═════ TASK INPUT ═════
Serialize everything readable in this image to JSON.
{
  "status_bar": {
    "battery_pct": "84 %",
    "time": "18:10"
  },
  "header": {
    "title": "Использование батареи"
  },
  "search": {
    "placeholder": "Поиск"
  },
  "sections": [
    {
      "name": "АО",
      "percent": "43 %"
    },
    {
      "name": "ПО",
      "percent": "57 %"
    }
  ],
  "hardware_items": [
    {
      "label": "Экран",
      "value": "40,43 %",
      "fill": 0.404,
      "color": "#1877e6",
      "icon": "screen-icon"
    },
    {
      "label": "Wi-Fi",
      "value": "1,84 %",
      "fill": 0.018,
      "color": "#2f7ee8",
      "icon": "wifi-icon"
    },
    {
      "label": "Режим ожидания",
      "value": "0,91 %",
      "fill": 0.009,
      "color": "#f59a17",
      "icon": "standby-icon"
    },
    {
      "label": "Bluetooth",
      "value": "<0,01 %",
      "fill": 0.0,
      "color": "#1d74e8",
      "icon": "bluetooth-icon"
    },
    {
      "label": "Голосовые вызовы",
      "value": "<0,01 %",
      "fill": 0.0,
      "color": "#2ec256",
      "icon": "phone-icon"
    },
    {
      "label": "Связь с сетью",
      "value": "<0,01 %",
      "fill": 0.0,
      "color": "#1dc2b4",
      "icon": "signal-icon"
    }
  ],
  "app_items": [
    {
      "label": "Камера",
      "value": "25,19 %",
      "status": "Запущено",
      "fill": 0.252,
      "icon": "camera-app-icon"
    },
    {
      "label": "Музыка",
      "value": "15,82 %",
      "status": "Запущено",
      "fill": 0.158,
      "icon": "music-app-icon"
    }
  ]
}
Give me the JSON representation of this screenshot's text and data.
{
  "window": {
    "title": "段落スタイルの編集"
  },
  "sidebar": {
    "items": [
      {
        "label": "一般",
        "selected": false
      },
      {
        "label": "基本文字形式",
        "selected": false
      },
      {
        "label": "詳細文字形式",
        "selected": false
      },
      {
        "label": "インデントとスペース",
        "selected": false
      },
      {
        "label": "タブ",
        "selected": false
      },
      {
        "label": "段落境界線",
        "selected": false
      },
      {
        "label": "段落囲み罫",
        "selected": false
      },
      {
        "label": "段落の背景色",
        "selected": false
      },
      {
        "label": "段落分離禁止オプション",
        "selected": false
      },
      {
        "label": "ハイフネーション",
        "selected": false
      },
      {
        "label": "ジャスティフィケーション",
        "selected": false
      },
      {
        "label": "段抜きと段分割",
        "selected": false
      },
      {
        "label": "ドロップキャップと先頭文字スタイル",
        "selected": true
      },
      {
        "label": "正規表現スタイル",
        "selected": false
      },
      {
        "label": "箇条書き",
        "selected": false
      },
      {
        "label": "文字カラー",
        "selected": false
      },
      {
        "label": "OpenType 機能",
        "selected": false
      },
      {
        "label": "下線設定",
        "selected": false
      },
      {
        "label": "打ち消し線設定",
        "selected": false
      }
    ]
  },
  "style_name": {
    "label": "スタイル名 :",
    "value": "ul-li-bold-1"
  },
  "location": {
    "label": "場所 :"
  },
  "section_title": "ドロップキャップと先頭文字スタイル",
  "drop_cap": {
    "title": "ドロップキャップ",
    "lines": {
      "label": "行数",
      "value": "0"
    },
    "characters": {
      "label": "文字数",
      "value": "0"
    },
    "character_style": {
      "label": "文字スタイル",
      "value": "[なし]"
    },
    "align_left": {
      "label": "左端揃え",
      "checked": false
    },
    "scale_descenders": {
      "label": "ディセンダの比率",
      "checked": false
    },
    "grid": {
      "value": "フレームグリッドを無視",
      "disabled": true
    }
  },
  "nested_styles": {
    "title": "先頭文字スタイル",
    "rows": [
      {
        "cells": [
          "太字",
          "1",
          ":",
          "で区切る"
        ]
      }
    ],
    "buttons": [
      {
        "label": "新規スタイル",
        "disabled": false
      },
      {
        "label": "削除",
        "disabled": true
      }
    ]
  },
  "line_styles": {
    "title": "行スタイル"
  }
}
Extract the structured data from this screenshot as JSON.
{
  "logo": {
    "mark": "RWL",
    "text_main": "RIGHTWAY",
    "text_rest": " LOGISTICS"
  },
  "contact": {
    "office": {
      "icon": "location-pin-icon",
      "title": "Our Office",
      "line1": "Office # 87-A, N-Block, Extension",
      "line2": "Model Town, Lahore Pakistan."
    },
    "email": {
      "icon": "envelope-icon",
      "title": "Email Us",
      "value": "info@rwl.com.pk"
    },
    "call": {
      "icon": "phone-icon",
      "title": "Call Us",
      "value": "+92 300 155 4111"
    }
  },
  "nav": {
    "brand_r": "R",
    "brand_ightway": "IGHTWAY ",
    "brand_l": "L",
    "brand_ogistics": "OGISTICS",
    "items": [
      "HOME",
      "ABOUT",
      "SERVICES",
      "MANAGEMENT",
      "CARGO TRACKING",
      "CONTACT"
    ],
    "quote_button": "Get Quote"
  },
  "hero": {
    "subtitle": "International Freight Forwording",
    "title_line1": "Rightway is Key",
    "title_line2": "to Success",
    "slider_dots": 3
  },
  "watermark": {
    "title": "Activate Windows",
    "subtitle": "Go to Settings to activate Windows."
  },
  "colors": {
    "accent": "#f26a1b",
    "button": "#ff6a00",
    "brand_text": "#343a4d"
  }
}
═════
→ **PROBLEM STATEMENT**:
Output the listing above exactly as it appears.

→ **SOLUTION BELOW**:
Serialize everything readable in this image to JSON.
{
  "status_bar": {
    "battery_pct": "84 %",
    "time": "18:10"
  },
  "header": {
    "title": "Использование батареи"
  },
  "search": {
    "placeholder": "Поиск"
  },
  "sections": [
    {
      "name": "АО",
      "percent": "43 %"
    },
    {
      "name": "ПО",
      "percent": "57 %"
    }
  ],
  "hardware_items": [
    {
      "label": "Экран",
      "value": "40,43 %",
      "fill": 0.404,
      "color": "#1877e6",
      "icon": "screen-icon"
    },
    {
      "label": "Wi-Fi",
      "value": "1,84 %",
      "fill": 0.018,
      "color": "#2f7ee8",
      "icon": "wifi-icon"
    },
    {
      "label": "Режим ожидания",
      "value": "0,91 %",
      "fill": 0.009,
      "color": "#f59a17",
      "icon": "standby-icon"
    },
    {
      "label": "Bluetooth",
      "value": "<0,01 %",
      "fill": 0.0,
      "color": "#1d74e8",
      "icon": "bluetooth-icon"
    },
    {
      "label": "Голосовые вызовы",
      "value": "<0,01 %",
      "fill": 0.0,
      "color": "#2ec256",
      "icon": "phone-icon"
    },
    {
      "label": "Связь с сетью",
      "value": "<0,01 %",
      "fill": 0.0,
      "color": "#1dc2b4",
      "icon": "signal-icon"
    }
  ],
  "app_items": [
    {
      "label": "Камера",
      "value": "25,19 %",
      "status": "Запущено",
      "fill": 0.252,
      "icon": "camera-app-icon"
    },
    {
      "label": "Музыка",
      "value": "15,82 %",
      "status": "Запущено",
      "fill": 0.158,
      "icon": "music-app-icon"
    }
  ]
}
Give me the JSON representation of this screenshot's text and data.
{
  "window": {
    "title": "段落スタイルの編集"
  },
  "sidebar": {
    "items": [
      {
        "label": "一般",
        "selected": false
      },
      {
        "label": "基本文字形式",
        "selected": false
      },
      {
        "label": "詳細文字形式",
        "selected": false
      },
      {
        "label": "インデントとスペース",
        "selected": false
      },
      {
        "label": "タブ",
        "selected": false
      },
      {
        "label": "段落境界線",
        "selected": false
      },
      {
        "label": "段落囲み罫",
        "selected": false
      },
      {
        "label": "段落の背景色",
        "selected": false
      },
      {
        "label": "段落分離禁止オプション",
        "selected": false
      },
      {
        "label": "ハイフネーション",
        "selected": false
      },
      {
        "label": "ジャスティフィケーション",
        "selected": false
      },
      {
        "label": "段抜きと段分割",
        "selected": false
      },
      {
        "label": "ドロップキャップと先頭文字スタイル",
        "selected": true
      },
      {
        "label": "正規表現スタイル",
        "selected": false
      },
      {
        "label": "箇条書き",
        "selected": false
      },
      {
        "label": "文字カラー",
        "selected": false
      },
      {
        "label": "OpenType 機能",
        "selected": false
      },
      {
        "label": "下線設定",
        "selected": false
      },
      {
        "label": "打ち消し線設定",
        "selected": false
      }
    ]
  },
  "style_name": {
    "label": "スタイル名 :",
    "value": "ul-li-bold-1"
  },
  "location": {
    "label": "場所 :"
  },
  "section_title": "ドロップキャップと先頭文字スタイル",
  "drop_cap": {
    "title": "ドロップキャップ",
    "lines": {
      "label": "行数",
      "value": "0"
    },
    "characters": {
      "label": "文字数",
      "value": "0"
    },
    "character_style": {
      "label": "文字スタイル",
      "value": "[なし]"
    },
    "align_left": {
      "label": "左端揃え",
      "checked": false
    },
    "scale_descenders": {
      "label": "ディセンダの比率",
      "checked": false
    },
    "grid": {
      "value": "フレームグリッドを無視",
      "disabled": true
    }
  },
  "nested_styles": {
    "title": "先頭文字スタイル",
    "rows": [
      {
        "cells": [
          "太字",
          "1",
          ":",
          "で区切る"
        ]
      }
    ],
    "buttons": [
      {
        "label": "新規スタイル",
        "disabled": false
      },
      {
        "label": "削除",
        "disabled": true
      }
    ]
  },
  "line_styles": {
    "title": "行スタイル"
  }
}
Extract the structured data from this screenshot as JSON.
{
  "logo": {
    "mark": "RWL",
    "text_main": "RIGHTWAY",
    "text_rest": " LOGISTICS"
  },
  "contact": {
    "office": {
      "icon": "location-pin-icon",
      "title": "Our Office",
      "line1": "Office # 87-A, N-Block, Extension",
      "line2": "Model Town, Lahore Pakistan."
    },
    "email": {
      "icon": "envelope-icon",
      "title": "Email Us",
      "value": "info@rwl.com.pk"
    },
    "call": {
      "icon": "phone-icon",
      "title": "Call Us",
      "value": "+92 300 155 4111"
    }
  },
  "nav": {
    "brand_r": "R",
    "brand_ightway": "IGHTWAY ",
    "brand_l": "L",
    "brand_ogistics": "OGISTICS",
    "items": [
      "HOME",
      "ABOUT",
      "SERVICES",
      "MANAGEMENT",
      "CARGO TRACKING",
      "CONTACT"
    ],
    "quote_button": "Get Quote"
  },
  "hero": {
    "subtitle": "International Freight Forwording",
    "title_line1": "Rightway is Key",
    "title_line2": "to Success",
    "slider_dots": 3
  },
  "watermark": {
    "title": "Activate Windows",
    "subtitle": "Go to Settings to activate Windows."
  },
  "colors": {
    "accent": "#f26a1b",
    "button": "#ff6a00",
    "brand_text": "#343a4d"
  }
}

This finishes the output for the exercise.